- What the exercise asks -
Pull every line holding the string "content" from the records below.

- Stored records -
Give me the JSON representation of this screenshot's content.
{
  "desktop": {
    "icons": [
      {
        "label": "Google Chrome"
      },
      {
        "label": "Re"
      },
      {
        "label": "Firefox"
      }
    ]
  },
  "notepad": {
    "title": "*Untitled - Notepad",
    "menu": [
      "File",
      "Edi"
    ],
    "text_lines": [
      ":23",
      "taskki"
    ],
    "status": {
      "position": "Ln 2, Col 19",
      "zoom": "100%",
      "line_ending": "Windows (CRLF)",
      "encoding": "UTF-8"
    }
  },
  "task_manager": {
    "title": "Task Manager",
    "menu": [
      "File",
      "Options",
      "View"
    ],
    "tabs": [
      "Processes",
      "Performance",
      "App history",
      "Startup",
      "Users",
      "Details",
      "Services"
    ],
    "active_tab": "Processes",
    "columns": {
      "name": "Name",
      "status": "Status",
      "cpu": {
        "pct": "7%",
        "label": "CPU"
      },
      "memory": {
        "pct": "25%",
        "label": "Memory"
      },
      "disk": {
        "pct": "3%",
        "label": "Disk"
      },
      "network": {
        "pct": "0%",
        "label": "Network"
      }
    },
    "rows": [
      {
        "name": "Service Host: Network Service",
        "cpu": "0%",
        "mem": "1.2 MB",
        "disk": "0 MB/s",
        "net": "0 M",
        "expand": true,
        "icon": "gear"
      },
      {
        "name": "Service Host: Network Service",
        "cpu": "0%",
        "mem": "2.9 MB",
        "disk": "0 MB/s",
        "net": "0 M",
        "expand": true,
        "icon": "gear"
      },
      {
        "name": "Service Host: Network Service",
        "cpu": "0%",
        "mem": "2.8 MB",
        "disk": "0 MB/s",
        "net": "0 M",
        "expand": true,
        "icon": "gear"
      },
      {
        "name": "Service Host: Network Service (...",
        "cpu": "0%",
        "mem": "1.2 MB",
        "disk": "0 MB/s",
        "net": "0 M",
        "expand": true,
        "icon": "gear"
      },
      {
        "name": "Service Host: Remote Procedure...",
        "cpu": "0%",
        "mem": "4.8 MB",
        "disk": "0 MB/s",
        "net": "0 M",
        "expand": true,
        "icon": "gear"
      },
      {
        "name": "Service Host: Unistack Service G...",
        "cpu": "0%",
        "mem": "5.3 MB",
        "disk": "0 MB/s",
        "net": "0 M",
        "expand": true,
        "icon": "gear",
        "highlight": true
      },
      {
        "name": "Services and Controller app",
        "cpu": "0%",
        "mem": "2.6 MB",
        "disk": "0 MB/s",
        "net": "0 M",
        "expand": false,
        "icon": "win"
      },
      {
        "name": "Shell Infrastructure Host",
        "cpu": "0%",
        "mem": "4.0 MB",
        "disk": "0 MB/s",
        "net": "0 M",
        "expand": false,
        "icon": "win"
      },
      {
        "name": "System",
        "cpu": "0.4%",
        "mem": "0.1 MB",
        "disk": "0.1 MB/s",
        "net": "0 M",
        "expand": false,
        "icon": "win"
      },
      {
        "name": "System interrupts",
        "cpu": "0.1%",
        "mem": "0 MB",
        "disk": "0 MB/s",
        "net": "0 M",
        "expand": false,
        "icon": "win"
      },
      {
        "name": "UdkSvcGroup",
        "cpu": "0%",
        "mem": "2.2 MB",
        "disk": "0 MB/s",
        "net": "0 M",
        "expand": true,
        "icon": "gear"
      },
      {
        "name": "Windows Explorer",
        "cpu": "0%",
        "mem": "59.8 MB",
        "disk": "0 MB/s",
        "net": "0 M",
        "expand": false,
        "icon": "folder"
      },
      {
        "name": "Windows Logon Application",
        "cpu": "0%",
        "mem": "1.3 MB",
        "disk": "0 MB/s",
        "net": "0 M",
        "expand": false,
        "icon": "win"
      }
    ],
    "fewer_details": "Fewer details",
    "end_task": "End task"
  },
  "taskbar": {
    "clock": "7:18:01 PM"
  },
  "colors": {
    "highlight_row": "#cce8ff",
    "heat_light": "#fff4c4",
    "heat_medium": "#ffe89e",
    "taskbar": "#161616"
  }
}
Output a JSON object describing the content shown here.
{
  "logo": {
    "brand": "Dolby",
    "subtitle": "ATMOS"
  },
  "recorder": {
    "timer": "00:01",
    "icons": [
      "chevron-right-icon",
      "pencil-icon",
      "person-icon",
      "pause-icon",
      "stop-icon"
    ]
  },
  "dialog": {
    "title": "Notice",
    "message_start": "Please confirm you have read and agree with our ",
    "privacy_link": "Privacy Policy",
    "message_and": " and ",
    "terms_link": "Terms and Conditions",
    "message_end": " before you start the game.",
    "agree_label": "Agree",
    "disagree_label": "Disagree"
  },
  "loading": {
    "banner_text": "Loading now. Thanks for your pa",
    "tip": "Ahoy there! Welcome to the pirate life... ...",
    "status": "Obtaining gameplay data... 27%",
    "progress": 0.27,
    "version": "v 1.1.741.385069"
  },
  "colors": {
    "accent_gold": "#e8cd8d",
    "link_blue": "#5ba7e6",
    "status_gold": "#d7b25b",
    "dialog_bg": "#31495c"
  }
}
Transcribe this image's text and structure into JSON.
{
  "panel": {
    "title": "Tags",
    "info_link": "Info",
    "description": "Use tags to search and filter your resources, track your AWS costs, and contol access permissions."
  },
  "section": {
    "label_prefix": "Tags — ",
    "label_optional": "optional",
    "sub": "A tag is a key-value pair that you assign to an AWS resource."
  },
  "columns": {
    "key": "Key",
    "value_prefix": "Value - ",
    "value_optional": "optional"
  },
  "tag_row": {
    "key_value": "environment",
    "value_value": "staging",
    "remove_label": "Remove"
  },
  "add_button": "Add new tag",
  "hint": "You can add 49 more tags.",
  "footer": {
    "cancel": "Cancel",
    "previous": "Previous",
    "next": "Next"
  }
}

- Output below -
Give me the JSON representation of this screenshot's content.
Output a JSON object describing the content shown here.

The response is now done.